## BRIEF
In the data that follows, count each line holding the string "Dubai"; answer with the number only.

## INFORMATION PROVIDED

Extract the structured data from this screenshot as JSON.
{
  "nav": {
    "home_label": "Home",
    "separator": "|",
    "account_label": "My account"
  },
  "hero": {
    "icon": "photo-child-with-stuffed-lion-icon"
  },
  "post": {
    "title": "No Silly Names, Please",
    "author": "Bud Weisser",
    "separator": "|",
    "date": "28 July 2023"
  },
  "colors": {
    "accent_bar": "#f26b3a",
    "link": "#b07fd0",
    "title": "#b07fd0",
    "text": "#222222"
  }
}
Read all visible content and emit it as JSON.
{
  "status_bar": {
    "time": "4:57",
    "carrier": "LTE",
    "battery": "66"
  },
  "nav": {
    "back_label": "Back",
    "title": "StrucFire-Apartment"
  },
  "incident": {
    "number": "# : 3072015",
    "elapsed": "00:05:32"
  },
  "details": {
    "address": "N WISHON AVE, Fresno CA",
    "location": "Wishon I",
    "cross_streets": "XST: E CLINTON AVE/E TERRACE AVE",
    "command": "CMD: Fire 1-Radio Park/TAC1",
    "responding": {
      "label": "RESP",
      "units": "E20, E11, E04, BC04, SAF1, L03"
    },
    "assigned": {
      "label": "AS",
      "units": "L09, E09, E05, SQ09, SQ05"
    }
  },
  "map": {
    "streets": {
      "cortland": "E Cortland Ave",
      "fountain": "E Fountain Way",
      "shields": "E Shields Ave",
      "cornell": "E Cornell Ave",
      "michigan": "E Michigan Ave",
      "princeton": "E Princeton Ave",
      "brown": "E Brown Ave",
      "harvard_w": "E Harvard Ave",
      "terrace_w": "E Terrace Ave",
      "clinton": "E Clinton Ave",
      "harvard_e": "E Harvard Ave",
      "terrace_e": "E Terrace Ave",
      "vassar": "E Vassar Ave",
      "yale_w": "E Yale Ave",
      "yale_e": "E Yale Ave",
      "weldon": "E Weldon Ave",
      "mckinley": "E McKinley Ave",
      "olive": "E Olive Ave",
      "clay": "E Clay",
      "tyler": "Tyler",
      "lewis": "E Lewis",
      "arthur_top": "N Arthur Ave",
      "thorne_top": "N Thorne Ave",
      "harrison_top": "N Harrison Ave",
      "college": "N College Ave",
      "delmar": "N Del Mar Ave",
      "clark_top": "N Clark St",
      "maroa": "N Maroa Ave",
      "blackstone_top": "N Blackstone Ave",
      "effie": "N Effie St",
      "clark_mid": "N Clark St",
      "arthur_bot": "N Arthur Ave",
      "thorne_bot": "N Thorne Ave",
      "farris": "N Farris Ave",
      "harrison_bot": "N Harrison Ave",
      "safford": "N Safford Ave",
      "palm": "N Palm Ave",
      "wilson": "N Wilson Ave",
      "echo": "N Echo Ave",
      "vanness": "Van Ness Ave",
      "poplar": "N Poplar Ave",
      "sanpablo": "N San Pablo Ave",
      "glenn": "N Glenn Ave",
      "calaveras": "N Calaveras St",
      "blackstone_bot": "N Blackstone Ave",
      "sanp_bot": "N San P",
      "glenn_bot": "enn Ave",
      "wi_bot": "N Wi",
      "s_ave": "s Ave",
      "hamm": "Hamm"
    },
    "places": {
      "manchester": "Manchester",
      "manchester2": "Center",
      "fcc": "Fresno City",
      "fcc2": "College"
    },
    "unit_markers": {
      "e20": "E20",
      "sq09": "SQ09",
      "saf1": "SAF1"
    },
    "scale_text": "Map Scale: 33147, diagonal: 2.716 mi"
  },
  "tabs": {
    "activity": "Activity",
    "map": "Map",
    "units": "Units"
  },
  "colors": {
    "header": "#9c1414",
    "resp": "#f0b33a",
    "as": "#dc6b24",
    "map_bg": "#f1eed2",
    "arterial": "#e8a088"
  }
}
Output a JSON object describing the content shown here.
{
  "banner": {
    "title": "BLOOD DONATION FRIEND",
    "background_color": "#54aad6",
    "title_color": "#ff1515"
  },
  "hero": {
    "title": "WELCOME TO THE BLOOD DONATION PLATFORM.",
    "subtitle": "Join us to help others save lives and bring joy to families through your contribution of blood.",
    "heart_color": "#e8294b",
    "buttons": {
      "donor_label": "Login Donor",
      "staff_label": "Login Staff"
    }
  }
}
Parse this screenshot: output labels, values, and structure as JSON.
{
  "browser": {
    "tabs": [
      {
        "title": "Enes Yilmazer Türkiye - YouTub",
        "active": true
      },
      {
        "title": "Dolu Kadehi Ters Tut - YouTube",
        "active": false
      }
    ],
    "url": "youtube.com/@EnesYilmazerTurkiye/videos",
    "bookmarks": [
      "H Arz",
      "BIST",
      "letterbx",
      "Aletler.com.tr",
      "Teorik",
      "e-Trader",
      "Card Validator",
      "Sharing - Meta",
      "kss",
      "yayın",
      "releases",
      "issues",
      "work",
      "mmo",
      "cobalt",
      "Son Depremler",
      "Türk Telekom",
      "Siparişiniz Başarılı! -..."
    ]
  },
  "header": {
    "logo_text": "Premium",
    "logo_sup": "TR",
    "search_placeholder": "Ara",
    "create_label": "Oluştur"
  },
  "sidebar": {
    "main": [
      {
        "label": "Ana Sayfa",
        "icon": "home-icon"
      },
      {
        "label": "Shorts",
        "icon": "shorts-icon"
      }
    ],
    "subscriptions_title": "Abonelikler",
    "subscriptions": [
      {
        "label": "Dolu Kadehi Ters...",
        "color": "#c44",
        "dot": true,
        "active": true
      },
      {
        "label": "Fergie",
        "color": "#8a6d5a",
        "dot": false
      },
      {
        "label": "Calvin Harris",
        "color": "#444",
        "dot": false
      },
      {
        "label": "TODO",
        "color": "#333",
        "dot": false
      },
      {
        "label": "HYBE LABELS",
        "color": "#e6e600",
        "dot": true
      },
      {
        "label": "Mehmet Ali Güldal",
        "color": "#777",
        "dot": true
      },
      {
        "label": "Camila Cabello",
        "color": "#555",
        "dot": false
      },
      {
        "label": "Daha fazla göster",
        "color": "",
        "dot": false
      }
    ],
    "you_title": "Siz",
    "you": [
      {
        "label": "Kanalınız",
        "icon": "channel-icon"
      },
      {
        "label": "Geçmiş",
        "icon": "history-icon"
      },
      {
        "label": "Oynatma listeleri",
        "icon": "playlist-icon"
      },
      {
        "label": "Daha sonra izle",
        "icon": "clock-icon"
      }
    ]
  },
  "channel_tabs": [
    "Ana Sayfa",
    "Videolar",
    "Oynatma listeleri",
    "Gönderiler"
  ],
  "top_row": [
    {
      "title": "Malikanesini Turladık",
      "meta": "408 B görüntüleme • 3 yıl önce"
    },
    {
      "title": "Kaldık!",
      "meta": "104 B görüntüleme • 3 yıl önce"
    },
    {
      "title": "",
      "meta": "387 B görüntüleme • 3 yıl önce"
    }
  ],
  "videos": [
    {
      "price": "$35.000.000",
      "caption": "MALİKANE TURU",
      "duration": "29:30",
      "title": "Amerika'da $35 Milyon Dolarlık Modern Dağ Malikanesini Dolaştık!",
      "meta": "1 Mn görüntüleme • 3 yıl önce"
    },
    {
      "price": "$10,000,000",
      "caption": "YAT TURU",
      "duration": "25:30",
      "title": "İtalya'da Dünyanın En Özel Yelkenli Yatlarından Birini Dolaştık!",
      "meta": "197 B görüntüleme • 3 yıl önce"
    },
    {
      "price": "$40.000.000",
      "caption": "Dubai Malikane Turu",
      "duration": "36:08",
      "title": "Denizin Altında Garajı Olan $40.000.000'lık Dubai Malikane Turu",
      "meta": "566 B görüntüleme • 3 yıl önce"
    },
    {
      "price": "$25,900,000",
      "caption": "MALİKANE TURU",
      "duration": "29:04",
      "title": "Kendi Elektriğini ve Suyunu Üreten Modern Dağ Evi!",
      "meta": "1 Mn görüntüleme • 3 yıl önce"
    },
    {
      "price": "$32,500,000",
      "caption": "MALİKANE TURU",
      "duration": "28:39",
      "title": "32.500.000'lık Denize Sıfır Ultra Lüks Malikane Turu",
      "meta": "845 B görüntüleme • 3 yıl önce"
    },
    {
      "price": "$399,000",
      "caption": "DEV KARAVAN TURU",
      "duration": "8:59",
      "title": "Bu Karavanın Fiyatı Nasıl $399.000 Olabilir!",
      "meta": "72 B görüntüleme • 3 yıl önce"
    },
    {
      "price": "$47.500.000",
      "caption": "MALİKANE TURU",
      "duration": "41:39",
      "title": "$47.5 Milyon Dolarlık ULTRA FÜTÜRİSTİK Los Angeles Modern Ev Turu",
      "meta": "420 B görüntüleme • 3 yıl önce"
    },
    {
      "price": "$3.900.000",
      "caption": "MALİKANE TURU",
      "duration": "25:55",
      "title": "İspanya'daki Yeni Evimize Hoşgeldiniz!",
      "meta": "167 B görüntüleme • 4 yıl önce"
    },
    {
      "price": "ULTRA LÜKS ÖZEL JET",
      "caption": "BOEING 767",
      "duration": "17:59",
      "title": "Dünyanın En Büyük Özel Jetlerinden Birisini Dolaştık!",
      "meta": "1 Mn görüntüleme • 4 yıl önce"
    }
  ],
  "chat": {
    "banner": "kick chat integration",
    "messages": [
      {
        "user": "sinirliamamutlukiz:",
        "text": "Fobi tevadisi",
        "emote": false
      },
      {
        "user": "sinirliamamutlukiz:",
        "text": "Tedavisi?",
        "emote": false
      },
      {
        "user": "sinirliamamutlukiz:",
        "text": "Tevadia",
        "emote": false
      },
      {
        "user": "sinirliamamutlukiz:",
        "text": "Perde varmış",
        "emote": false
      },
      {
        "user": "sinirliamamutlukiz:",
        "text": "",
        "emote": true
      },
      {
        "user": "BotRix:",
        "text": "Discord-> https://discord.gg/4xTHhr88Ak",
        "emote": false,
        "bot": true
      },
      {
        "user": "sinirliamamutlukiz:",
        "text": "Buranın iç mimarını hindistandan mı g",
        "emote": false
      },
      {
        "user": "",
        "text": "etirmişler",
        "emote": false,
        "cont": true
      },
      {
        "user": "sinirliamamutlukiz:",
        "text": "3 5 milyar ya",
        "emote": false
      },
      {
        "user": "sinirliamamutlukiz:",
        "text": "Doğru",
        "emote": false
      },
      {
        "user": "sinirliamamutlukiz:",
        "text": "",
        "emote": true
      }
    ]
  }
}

## ANSWER TO THIS PROBLEM
2